**Written request:**
Select, from the data, each line where "Read" occurs.

**Records for this task:**
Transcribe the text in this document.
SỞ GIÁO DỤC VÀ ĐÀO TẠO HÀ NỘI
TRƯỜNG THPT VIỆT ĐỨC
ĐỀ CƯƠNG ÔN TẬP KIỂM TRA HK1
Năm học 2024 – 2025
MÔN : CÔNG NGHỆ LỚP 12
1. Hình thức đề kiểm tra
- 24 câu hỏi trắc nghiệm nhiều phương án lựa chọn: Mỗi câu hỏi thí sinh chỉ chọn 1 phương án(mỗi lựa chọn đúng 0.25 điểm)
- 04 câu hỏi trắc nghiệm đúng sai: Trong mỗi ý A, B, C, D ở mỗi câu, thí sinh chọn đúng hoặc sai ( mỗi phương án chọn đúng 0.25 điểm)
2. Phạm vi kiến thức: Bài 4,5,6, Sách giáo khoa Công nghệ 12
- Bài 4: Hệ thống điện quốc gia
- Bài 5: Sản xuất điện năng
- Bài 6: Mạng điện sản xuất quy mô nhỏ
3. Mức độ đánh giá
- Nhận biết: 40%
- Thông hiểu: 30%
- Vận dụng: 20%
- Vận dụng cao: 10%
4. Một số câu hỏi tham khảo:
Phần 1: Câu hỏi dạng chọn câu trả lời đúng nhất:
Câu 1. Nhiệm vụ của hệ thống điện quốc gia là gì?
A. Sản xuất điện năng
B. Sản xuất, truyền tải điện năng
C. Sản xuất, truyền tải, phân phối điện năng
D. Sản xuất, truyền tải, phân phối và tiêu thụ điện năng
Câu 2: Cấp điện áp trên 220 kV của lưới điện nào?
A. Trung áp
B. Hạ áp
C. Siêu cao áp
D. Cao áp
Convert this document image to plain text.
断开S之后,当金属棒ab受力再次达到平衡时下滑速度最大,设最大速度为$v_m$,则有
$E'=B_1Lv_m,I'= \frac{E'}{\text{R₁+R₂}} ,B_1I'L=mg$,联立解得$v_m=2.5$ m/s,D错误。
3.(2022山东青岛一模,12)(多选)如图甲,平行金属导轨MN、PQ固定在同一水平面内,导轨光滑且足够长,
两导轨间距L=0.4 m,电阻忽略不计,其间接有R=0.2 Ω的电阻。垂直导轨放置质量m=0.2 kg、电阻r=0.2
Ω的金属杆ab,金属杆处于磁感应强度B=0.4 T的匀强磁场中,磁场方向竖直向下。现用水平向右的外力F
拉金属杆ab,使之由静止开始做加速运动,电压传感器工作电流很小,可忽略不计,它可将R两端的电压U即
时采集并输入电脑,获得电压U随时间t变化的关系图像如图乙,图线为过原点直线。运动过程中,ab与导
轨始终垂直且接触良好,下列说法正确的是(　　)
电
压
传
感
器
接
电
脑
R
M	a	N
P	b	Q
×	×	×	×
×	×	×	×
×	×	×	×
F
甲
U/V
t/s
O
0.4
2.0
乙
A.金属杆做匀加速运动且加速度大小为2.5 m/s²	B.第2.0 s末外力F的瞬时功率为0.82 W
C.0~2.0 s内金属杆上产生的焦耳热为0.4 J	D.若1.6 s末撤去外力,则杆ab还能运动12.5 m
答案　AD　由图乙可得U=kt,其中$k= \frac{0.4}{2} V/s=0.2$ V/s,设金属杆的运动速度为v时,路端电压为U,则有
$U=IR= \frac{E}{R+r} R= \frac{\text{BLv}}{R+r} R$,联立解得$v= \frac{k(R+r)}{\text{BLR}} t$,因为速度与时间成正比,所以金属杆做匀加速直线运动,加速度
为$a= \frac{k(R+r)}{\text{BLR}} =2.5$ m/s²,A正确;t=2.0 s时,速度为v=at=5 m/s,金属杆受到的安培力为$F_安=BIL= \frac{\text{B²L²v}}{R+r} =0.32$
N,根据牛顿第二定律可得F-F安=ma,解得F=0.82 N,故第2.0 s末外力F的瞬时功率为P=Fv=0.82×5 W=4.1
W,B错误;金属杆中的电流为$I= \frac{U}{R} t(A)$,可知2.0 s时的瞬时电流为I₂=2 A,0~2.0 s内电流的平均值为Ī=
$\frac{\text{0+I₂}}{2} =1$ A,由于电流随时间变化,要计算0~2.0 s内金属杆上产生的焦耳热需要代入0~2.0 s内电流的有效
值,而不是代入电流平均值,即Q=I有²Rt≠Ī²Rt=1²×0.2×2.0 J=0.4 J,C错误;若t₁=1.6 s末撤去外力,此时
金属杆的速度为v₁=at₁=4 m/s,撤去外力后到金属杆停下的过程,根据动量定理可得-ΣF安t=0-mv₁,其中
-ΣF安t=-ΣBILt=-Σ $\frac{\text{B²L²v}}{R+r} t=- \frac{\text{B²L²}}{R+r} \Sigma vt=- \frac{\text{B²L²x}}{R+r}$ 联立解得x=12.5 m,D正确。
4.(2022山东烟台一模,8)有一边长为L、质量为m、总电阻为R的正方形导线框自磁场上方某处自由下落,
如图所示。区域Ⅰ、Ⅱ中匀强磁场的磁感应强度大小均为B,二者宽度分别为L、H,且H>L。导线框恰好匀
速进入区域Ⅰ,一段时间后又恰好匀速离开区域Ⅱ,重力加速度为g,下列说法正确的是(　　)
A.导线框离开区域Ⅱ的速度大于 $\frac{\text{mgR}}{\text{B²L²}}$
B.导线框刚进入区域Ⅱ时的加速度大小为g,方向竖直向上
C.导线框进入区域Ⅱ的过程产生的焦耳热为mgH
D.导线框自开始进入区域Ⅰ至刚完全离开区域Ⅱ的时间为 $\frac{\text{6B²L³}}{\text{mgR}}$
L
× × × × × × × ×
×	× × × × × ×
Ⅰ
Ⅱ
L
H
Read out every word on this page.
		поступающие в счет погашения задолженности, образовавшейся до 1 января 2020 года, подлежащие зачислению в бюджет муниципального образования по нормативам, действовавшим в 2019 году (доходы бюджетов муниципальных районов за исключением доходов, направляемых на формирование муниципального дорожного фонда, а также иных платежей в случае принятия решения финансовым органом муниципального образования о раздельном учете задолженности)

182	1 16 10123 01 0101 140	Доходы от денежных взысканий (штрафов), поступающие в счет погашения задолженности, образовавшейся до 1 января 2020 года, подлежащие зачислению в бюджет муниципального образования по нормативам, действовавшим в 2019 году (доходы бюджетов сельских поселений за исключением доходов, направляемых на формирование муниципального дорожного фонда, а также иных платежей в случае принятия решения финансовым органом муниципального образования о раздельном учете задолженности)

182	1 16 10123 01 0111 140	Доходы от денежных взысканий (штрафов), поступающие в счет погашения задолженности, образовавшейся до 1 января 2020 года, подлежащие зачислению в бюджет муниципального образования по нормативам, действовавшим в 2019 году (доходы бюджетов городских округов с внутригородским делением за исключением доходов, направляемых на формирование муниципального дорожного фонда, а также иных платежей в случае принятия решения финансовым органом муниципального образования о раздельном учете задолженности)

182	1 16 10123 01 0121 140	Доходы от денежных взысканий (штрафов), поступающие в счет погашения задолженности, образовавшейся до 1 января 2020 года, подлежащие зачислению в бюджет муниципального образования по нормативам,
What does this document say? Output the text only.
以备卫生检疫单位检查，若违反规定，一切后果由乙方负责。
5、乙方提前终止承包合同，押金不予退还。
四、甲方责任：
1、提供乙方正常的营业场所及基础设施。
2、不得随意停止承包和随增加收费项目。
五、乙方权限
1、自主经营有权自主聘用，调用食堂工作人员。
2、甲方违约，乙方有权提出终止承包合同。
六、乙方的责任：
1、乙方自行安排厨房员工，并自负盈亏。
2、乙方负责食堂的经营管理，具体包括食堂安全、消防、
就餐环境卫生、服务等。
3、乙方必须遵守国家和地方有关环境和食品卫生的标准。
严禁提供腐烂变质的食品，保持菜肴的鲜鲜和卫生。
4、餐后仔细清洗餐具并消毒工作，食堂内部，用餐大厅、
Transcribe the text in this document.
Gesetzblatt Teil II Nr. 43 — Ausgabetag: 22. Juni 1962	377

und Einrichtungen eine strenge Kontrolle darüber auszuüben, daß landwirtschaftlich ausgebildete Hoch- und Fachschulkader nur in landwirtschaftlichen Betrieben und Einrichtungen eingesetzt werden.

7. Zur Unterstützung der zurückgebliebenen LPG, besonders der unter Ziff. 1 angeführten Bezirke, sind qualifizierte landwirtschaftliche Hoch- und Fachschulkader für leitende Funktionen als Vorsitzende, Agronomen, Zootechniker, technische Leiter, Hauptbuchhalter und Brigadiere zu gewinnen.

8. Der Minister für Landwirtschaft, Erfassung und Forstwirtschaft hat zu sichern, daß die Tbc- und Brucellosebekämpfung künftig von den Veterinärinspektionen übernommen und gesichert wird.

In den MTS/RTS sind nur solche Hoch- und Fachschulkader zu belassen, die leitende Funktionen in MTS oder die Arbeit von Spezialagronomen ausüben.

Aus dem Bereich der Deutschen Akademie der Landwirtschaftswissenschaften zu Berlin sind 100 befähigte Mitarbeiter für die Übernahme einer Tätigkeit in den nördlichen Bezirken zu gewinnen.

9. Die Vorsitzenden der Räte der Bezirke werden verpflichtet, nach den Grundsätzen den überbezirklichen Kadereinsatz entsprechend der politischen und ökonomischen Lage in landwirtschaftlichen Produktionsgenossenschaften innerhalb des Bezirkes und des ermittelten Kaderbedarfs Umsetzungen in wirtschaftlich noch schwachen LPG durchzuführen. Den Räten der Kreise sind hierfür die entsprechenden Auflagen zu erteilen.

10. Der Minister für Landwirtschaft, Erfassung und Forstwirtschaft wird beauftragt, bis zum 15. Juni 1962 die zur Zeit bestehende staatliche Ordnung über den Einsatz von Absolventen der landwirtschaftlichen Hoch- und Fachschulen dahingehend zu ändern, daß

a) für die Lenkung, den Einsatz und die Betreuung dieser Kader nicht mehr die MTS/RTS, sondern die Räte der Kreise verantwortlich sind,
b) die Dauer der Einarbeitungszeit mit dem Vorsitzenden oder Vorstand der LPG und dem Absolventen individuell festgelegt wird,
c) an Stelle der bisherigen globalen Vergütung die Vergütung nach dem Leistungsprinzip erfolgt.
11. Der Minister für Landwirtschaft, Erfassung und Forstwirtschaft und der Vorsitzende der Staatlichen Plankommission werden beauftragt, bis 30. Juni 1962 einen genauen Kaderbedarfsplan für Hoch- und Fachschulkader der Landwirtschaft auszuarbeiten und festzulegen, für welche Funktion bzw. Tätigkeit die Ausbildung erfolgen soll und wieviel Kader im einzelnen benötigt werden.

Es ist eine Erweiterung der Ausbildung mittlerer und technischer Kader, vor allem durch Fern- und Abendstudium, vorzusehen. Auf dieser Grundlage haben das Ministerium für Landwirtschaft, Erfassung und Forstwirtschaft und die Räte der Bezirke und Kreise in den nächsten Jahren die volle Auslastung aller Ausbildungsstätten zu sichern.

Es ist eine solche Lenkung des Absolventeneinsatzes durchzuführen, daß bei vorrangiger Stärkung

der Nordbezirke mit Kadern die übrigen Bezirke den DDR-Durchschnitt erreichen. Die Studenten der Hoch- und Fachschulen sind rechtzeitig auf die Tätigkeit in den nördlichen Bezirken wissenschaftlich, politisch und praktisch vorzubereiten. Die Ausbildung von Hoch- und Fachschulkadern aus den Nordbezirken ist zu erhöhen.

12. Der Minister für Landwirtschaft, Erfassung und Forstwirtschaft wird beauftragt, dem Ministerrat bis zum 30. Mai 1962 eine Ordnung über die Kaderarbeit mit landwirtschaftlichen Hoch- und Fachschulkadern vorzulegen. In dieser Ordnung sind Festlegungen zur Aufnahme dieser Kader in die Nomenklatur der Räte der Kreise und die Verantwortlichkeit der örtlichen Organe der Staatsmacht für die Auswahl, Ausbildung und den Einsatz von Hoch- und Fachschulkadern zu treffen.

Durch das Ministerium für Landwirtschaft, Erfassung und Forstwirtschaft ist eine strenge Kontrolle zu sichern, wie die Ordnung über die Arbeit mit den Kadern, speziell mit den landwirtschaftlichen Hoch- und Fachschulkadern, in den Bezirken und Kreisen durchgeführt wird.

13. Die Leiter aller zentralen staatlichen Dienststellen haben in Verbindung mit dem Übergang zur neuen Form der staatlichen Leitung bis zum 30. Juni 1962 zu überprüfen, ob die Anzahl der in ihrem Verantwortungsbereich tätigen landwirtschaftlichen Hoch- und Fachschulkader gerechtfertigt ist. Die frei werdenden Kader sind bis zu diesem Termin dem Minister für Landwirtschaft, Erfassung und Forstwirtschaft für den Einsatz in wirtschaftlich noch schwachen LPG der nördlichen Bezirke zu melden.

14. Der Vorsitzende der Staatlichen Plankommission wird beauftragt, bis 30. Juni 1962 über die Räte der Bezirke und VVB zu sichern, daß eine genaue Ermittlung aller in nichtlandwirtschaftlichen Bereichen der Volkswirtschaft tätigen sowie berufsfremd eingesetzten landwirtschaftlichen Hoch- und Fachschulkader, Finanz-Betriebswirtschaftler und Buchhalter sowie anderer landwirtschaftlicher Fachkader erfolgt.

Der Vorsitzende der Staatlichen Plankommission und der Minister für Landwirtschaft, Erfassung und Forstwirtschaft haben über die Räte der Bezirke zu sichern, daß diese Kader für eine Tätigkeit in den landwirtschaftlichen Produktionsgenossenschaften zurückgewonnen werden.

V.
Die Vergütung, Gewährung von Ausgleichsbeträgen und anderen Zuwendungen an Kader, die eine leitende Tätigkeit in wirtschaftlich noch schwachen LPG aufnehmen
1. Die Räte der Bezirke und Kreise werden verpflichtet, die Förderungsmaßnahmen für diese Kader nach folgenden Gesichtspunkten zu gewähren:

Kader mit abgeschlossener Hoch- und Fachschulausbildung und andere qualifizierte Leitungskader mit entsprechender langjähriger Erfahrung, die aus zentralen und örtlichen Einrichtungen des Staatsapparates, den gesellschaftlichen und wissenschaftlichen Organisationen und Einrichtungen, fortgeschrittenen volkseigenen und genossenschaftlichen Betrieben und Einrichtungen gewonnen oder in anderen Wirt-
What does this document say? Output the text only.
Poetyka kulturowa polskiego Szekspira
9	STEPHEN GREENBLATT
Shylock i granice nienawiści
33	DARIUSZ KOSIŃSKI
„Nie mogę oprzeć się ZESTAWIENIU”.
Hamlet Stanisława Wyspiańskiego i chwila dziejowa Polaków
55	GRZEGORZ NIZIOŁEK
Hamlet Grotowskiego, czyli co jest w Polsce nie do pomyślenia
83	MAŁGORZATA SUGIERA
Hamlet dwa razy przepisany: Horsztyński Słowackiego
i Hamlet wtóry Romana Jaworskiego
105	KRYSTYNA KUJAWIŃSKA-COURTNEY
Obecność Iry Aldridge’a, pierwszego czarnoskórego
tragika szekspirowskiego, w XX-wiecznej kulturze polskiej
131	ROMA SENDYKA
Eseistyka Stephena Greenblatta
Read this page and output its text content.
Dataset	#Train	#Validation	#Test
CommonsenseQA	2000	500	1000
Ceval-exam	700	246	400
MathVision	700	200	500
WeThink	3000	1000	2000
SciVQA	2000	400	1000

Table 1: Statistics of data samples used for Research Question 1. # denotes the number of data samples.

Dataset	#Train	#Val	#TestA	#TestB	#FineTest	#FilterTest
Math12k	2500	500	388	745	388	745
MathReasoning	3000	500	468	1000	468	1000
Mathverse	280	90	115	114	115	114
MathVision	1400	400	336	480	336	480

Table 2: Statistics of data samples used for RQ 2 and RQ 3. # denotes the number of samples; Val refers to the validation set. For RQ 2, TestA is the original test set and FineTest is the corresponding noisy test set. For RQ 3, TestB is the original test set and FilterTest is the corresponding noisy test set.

**Exercise output:**
Read out every word on this page.
Read this page and output its text content.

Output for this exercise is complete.